## EXERCISE BRIEF
Transcribe the full listing below exactly.

## SUPPLIED ENTRIES
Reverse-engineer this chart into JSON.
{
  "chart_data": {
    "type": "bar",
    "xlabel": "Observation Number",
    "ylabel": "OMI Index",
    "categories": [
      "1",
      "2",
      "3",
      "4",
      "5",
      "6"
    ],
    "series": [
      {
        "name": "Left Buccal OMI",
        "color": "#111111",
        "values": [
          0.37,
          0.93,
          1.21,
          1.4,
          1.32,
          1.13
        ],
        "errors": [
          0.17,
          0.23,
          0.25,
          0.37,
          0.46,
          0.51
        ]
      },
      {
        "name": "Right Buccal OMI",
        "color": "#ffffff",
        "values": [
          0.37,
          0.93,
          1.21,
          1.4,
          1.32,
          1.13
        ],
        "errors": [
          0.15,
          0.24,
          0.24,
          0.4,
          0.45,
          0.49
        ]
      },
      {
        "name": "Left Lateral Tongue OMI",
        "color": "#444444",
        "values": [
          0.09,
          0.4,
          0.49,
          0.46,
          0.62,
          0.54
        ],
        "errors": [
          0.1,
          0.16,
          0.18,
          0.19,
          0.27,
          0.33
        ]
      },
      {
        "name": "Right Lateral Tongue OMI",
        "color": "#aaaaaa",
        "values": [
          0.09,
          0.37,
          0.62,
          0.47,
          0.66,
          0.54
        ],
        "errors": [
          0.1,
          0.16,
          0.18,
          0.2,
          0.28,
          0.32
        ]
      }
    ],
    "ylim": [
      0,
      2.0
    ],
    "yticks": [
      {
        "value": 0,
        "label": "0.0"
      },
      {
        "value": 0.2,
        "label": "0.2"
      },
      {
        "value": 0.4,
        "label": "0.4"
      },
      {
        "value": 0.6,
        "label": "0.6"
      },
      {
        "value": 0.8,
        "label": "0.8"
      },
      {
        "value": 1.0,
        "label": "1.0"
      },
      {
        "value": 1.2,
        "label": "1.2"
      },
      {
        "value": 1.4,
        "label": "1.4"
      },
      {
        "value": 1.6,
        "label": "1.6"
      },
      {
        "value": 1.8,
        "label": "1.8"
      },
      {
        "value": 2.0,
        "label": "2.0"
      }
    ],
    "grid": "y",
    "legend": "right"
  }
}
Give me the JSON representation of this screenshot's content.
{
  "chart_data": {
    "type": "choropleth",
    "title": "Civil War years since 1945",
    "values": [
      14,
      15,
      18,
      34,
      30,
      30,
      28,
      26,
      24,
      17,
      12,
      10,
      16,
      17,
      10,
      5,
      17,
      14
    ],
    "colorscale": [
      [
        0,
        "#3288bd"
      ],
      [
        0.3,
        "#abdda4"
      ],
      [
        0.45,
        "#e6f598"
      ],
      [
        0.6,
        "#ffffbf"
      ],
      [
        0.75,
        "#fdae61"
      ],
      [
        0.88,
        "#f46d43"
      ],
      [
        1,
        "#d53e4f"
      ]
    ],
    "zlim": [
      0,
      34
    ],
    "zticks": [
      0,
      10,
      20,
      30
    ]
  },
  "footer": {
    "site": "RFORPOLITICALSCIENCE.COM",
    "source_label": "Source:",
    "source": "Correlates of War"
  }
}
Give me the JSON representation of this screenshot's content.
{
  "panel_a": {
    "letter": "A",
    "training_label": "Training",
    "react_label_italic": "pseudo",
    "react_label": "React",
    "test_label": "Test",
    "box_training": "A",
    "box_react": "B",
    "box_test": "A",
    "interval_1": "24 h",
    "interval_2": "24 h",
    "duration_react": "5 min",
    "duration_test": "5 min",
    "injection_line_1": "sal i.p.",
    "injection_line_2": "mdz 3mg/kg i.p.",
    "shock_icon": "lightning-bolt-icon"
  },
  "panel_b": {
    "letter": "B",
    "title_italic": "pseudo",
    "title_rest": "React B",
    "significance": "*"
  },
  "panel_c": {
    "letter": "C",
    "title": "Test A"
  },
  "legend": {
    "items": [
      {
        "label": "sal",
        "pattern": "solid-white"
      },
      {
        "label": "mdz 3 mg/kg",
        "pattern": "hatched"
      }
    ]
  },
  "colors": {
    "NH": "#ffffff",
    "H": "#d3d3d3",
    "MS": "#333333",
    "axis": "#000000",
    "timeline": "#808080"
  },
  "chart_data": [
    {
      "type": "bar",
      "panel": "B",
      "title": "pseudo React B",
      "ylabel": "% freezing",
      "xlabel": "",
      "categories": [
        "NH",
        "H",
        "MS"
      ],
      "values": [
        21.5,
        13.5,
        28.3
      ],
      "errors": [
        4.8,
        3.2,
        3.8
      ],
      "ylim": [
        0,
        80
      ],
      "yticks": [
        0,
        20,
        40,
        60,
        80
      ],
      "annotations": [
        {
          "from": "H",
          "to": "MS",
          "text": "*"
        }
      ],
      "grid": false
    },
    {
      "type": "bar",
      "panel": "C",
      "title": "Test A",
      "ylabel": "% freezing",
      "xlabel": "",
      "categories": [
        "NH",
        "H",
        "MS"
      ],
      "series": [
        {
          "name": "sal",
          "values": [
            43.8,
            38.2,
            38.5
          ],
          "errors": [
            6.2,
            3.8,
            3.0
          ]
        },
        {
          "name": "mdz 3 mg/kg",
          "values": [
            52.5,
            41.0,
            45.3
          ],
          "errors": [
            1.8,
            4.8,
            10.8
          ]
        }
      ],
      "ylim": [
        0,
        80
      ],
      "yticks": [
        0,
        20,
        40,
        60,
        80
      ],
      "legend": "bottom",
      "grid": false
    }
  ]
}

## SOLUTION BELOW
Reverse-engineer this chart into JSON.
{
  "chart_data": {
    "type": "bar",
    "xlabel": "Observation Number",
    "ylabel": "OMI Index",
    "categories": [
      "1",
      "2",
      "3",
      "4",
      "5",
      "6"
    ],
    "series": [
      {
        "name": "Left Buccal OMI",
        "color": "#111111",
        "values": [
          0.37,
          0.93,
          1.21,
          1.4,
          1.32,
          1.13
        ],
        "errors": [
          0.17,
          0.23,
          0.25,
          0.37,
          0.46,
          0.51
        ]
      },
      {
        "name": "Right Buccal OMI",
        "color": "#ffffff",
        "values": [
          0.37,
          0.93,
          1.21,
          1.4,
          1.32,
          1.13
        ],
        "errors": [
          0.15,
          0.24,
          0.24,
          0.4,
          0.45,
          0.49
        ]
      },
      {
        "name": "Left Lateral Tongue OMI",
        "color": "#444444",
        "values": [
          0.09,
          0.4,
          0.49,
          0.46,
          0.62,
          0.54
        ],
        "errors": [
          0.1,
          0.16,
          0.18,
          0.19,
          0.27,
          0.33
        ]
      },
      {
        "name": "Right Lateral Tongue OMI",
        "color": "#aaaaaa",
        "values": [
          0.09,
          0.37,
          0.62,
          0.47,
          0.66,
          0.54
        ],
        "errors": [
          0.1,
          0.16,
          0.18,
          0.2,
          0.28,
          0.32
        ]
      }
    ],
    "ylim": [
      0,
      2.0
    ],
    "yticks": [
      {
        "value": 0,
        "label": "0.0"
      },
      {
        "value": 0.2,
        "label": "0.2"
      },
      {
        "value": 0.4,
        "label": "0.4"
      },
      {
        "value": 0.6,
        "label": "0.6"
      },
      {
        "value": 0.8,
        "label": "0.8"
      },
      {
        "value": 1.0,
        "label": "1.0"
      },
      {
        "value": 1.2,
        "label": "1.2"
      },
      {
        "value": 1.4,
        "label": "1.4"
      },
      {
        "value": 1.6,
        "label": "1.6"
      },
      {
        "value": 1.8,
        "label": "1.8"
      },
      {
        "value": 2.0,
        "label": "2.0"
      }
    ],
    "grid": "y",
    "legend": "right"
  }
}
Give me the JSON representation of this screenshot's content.
{
  "chart_data": {
    "type": "choropleth",
    "title": "Civil War years since 1945",
    "values": [
      14,
      15,
      18,
      34,
      30,
      30,
      28,
      26,
      24,
      17,
      12,
      10,
      16,
      17,
      10,
      5,
      17,
      14
    ],
    "colorscale": [
      [
        0,
        "#3288bd"
      ],
      [
        0.3,
        "#abdda4"
      ],
      [
        0.45,
        "#e6f598"
      ],
      [
        0.6,
        "#ffffbf"
      ],
      [
        0.75,
        "#fdae61"
      ],
      [
        0.88,
        "#f46d43"
      ],
      [
        1,
        "#d53e4f"
      ]
    ],
    "zlim": [
      0,
      34
    ],
    "zticks": [
      0,
      10,
      20,
      30
    ]
  },
  "footer": {
    "site": "RFORPOLITICALSCIENCE.COM",
    "source_label": "Source:",
    "source": "Correlates of War"
  }
}
Give me the JSON representation of this screenshot's content.
{
  "panel_a": {
    "letter": "A",
    "training_label": "Training",
    "react_label_italic": "pseudo",
    "react_label": "React",
    "test_label": "Test",
    "box_training": "A",
    "box_react": "B",
    "box_test": "A",
    "interval_1": "24 h",
    "interval_2": "24 h",
    "duration_react": "5 min",
    "duration_test": "5 min",
    "injection_line_1": "sal i.p.",
    "injection_line_2": "mdz 3mg/kg i.p.",
    "shock_icon": "lightning-bolt-icon"
  },
  "panel_b": {
    "letter": "B",
    "title_italic": "pseudo",
    "title_rest": "React B",
    "significance": "*"
  },
  "panel_c": {
    "letter": "C",
    "title": "Test A"
  },
  "legend": {
    "items": [
      {
        "label": "sal",
        "pattern": "solid-white"
      },
      {
        "label": "mdz 3 mg/kg",
        "pattern": "hatched"
      }
    ]
  },
  "colors": {
    "NH": "#ffffff",
    "H": "#d3d3d3",
    "MS": "#333333",
    "axis": "#000000",
    "timeline": "#808080"
  },
  "chart_data": [
    {
      "type": "bar",
      "panel": "B",
      "title": "pseudo React B",
      "ylabel": "% freezing",
      "xlabel": "",
      "categories": [
        "NH",
        "H",
        "MS"
      ],
      "values": [
        21.5,
        13.5,
        28.3
      ],
      "errors": [
        4.8,
        3.2,
        3.8
      ],
      "ylim": [
        0,
        80
      ],
      "yticks": [
        0,
        20,
        40,
        60,
        80
      ],
      "annotations": [
        {
          "from": "H",
          "to": "MS",
          "text": "*"
        }
      ],
      "grid": false
    },
    {
      "type": "bar",
      "panel": "C",
      "title": "Test A",
      "ylabel": "% freezing",
      "xlabel": "",
      "categories": [
        "NH",
        "H",
        "MS"
      ],
      "series": [
        {
          "name": "sal",
          "values": [
            43.8,
            38.2,
            38.5
          ],
          "errors": [
            6.2,
            3.8,
            3.0
          ]
        },
        {
          "name": "mdz 3 mg/kg",
          "values": [
            52.5,
            41.0,
            45.3
          ],
          "errors": [
            1.8,
            4.8,
            10.8
          ]
        }
      ],
      "ylim": [
        0,
        80
      ],
      "yticks": [
        0,
        20,
        40,
        60,
        80
      ],
      "legend": "bottom",
      "grid": false
    }
  ]
}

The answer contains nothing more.